WHAT TO WORK ON:
Without changing a character, return the entries, but not the images they hold.

MATERIAL FOR THE TASK:
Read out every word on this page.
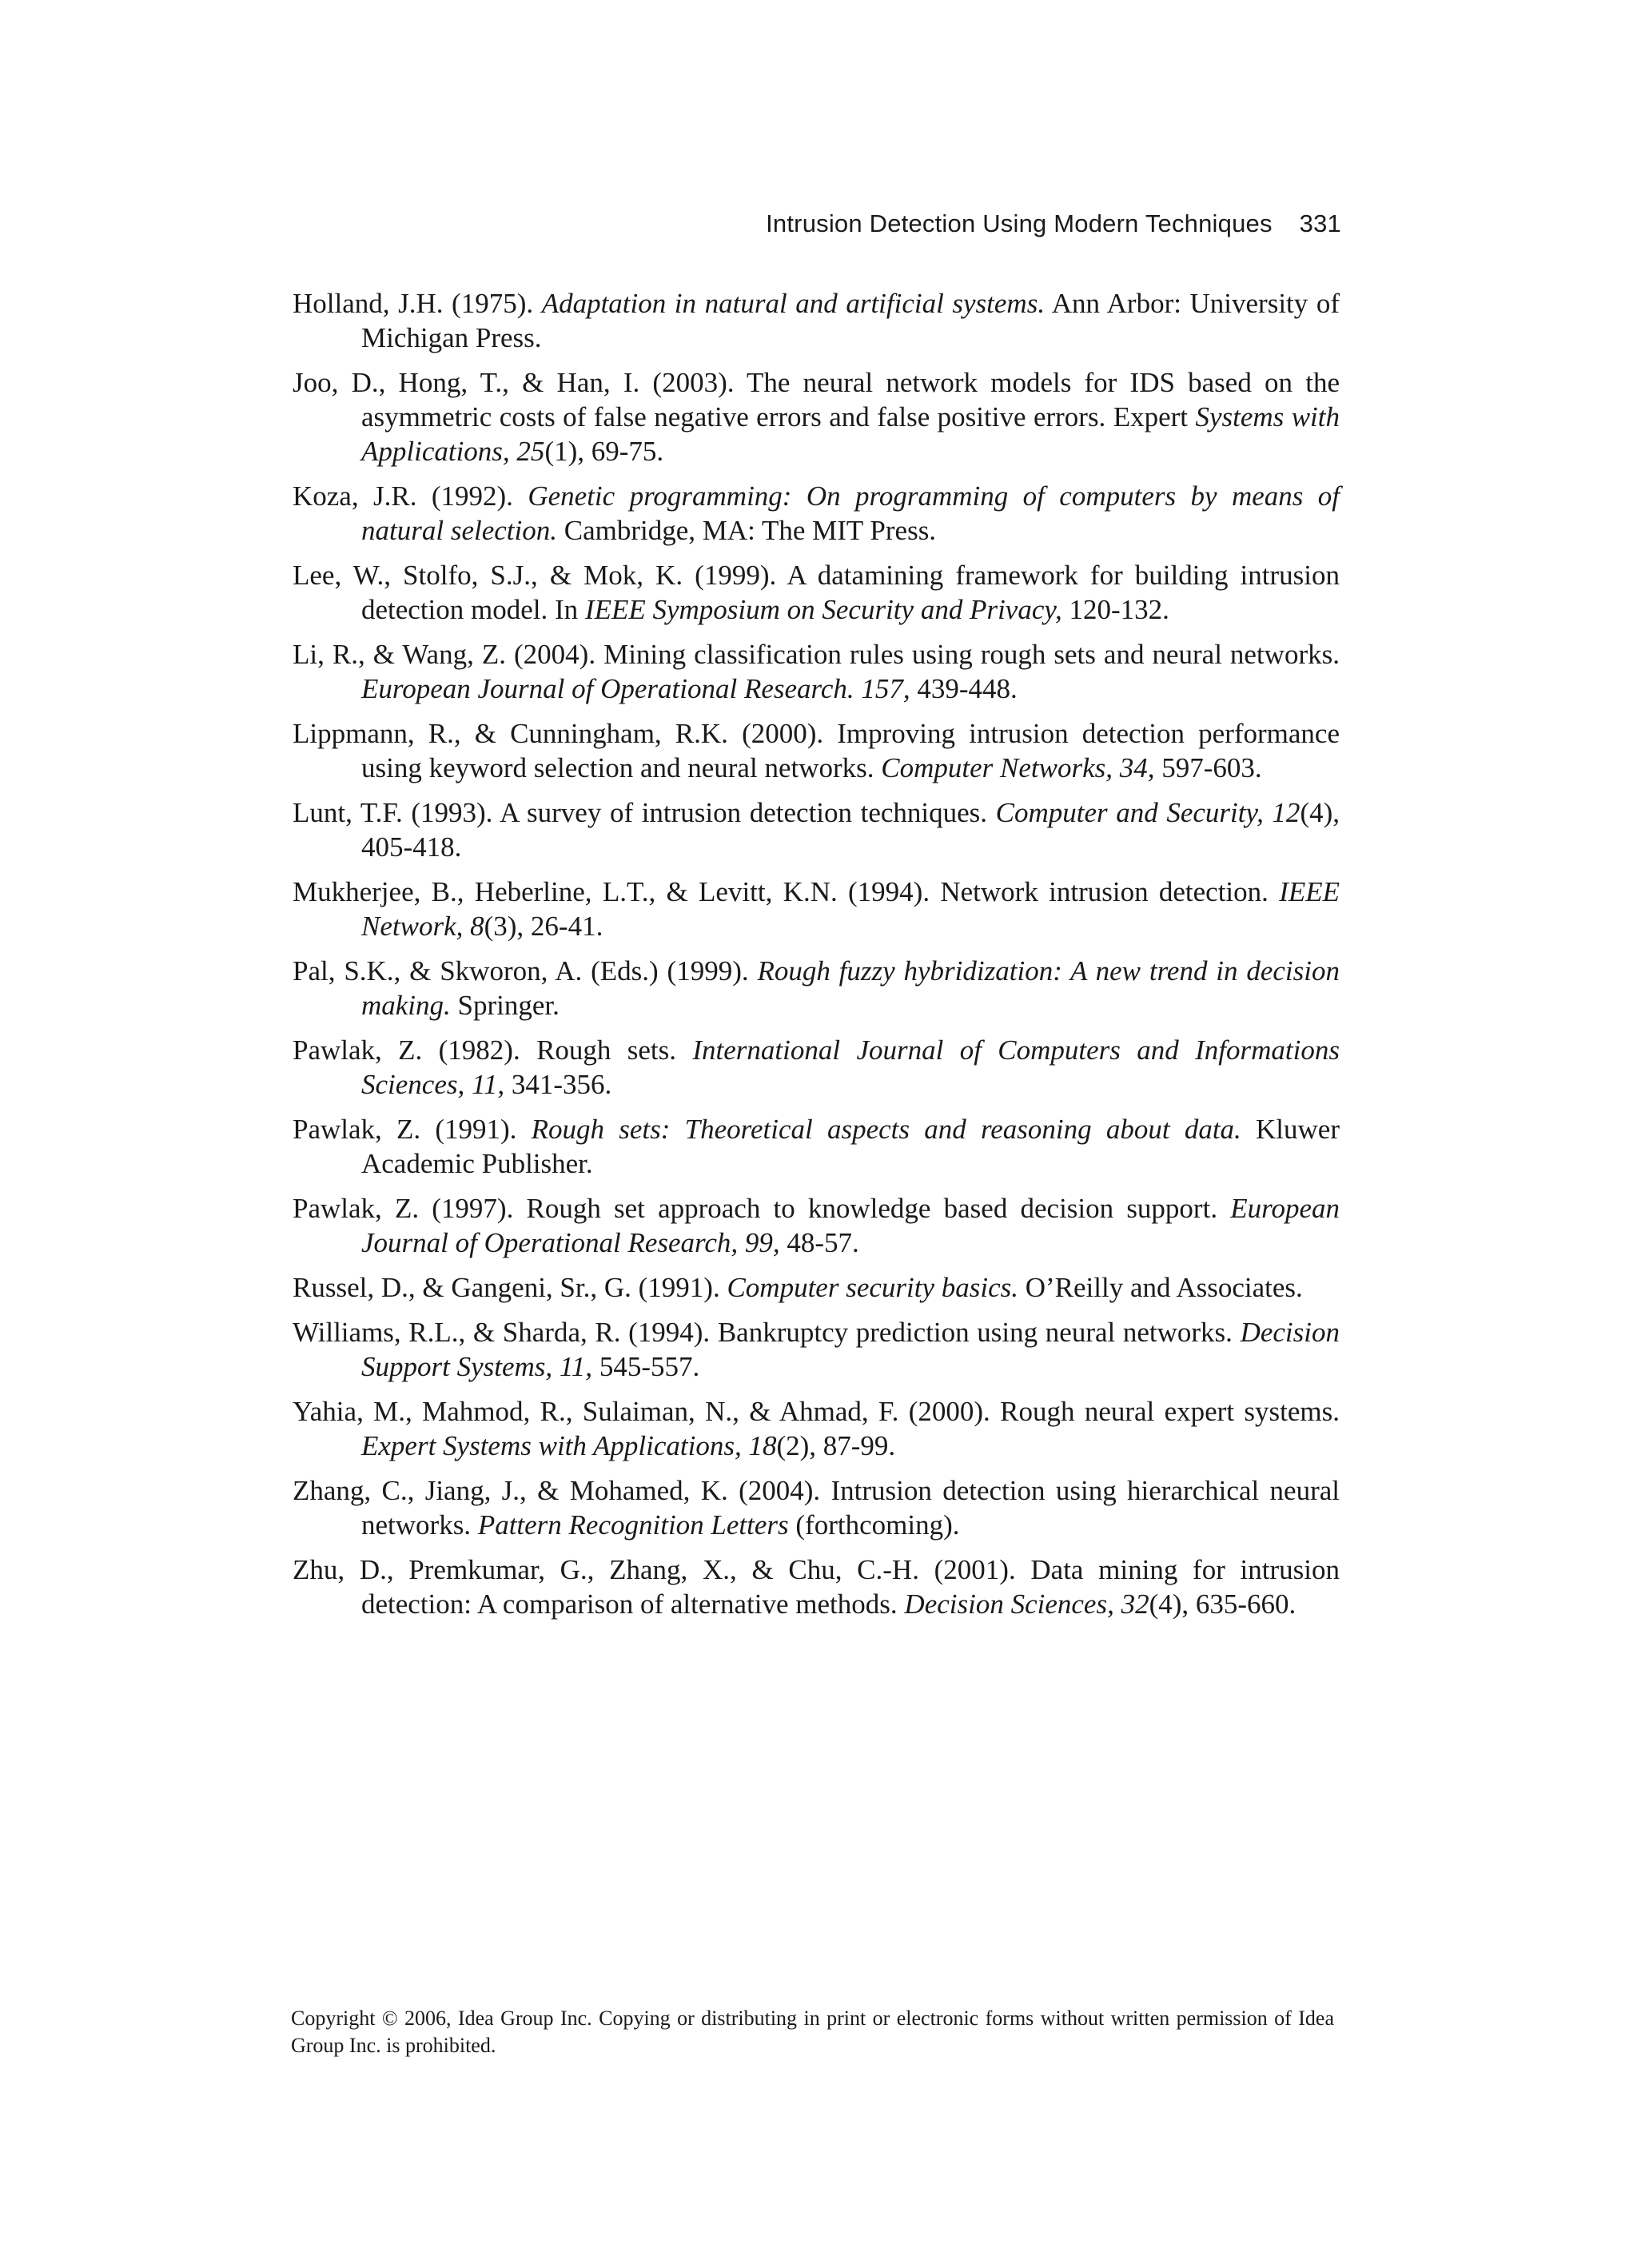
Intrusion Detection Using Modern Techniques 331

Holland, J.H. (1975). Adaptation in natural and artificial systems. Ann Arbor: University of Michigan Press.

Joo, D., Hong, T., & Han, I. (2003). The neural network models for IDS based on the asymmetric costs of false negative errors and false positive errors. Expert Systems with Applications, 25(1), 69-75.

Koza, J.R. (1992). Genetic programming: On programming of computers by means of natural selection. Cambridge, MA: The MIT Press.

Lee, W., Stolfo, S.J., & Mok, K. (1999). A datamining framework for building intrusion detection model. In IEEE Symposium on Security and Privacy, 120-132.

Li, R., & Wang, Z. (2004). Mining classification rules using rough sets and neural networks. European Journal of Operational Research. 157, 439-448.

Lippmann, R., & Cunningham, R.K. (2000). Improving intrusion detection performance using keyword selection and neural networks. Computer Networks, 34, 597-603.

Lunt, T.F. (1993). A survey of intrusion detection techniques. Computer and Security, 12(4), 405-418.

Mukherjee, B., Heberline, L.T., & Levitt, K.N. (1994). Network intrusion detection. IEEE Network, 8(3), 26-41.

Pal, S.K., & Skworon, A. (Eds.) (1999). Rough fuzzy hybridization: A new trend in decision making. Springer.

Pawlak, Z. (1982). Rough sets. International Journal of Computers and Informations Sciences, 11, 341-356.

Pawlak, Z. (1991). Rough sets: Theoretical aspects and reasoning about data. Kluwer Academic Publisher.

Pawlak, Z. (1997). Rough set approach to knowledge based decision support. European Journal of Operational Research, 99, 48-57.

Russel, D., & Gangeni, Sr., G. (1991). Computer security basics. O’Reilly and Associates.

Williams, R.L., & Sharda, R. (1994). Bankruptcy prediction using neural networks. Decision Support Systems, 11, 545-557.

Yahia, M., Mahmod, R., Sulaiman, N., & Ahmad, F. (2000). Rough neural expert systems. Expert Systems with Applications, 18(2), 87-99.

Zhang, C., Jiang, J., & Mohamed, K. (2004). Intrusion detection using hierarchical neural networks. Pattern Recognition Letters (forthcoming).

Zhu, D., Premkumar, G., Zhang, X., & Chu, C.-H. (2001). Data mining for intrusion detection: A comparison of alternative methods. Decision Sciences, 32(4), 635-660.

Copyright © 2006, Idea Group Inc. Copying or distributing in print or electronic forms without written permission of Idea Group Inc. is prohibited.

ANSWER TO THIS TASK:
Read out every word on this page.
Intrusion Detection Using Modern Techniques 331

Holland, J.H. (1975). Adaptation in natural and artificial systems. Ann Arbor: University of Michigan Press.

Joo, D., Hong, T., & Han, I. (2003). The neural network models for IDS based on the asymmetric costs of false negative errors and false positive errors. Expert Systems with Applications, 25(1), 69-75.

Koza, J.R. (1992). Genetic programming: On programming of computers by means of natural selection. Cambridge, MA: The MIT Press.

Lee, W., Stolfo, S.J., & Mok, K. (1999). A datamining framework for building intrusion detection model. In IEEE Symposium on Security and Privacy, 120-132.

Li, R., & Wang, Z. (2004). Mining classification rules using rough sets and neural networks. European Journal of Operational Research. 157, 439-448.

Lippmann, R., & Cunningham, R.K. (2000). Improving intrusion detection performance using keyword selection and neural networks. Computer Networks, 34, 597-603.

Lunt, T.F. (1993). A survey of intrusion detection techniques. Computer and Security, 12(4), 405-418.

Mukherjee, B., Heberline, L.T., & Levitt, K.N. (1994). Network intrusion detection. IEEE Network, 8(3), 26-41.

Pal, S.K., & Skworon, A. (Eds.) (1999). Rough fuzzy hybridization: A new trend in decision making. Springer.

Pawlak, Z. (1982). Rough sets. International Journal of Computers and Informations Sciences, 11, 341-356.

Pawlak, Z. (1991). Rough sets: Theoretical aspects and reasoning about data. Kluwer Academic Publisher.

Pawlak, Z. (1997). Rough set approach to knowledge based decision support. European Journal of Operational Research, 99, 48-57.

Russel, D., & Gangeni, Sr., G. (1991). Computer security basics. O’Reilly and Associates.

Williams, R.L., & Sharda, R. (1994). Bankruptcy prediction using neural networks. Decision Support Systems, 11, 545-557.

Yahia, M., Mahmod, R., Sulaiman, N., & Ahmad, F. (2000). Rough neural expert systems. Expert Systems with Applications, 18(2), 87-99.

Zhang, C., Jiang, J., & Mohamed, K. (2004). Intrusion detection using hierarchical neural networks. Pattern Recognition Letters (forthcoming).

Zhu, D., Premkumar, G., Zhang, X., & Chu, C.-H. (2001). Data mining for intrusion detection: A comparison of alternative methods. Decision Sciences, 32(4), 635-660.

Copyright © 2006, Idea Group Inc. Copying or distributing in print or electronic forms without written permission of Idea Group Inc. is prohibited.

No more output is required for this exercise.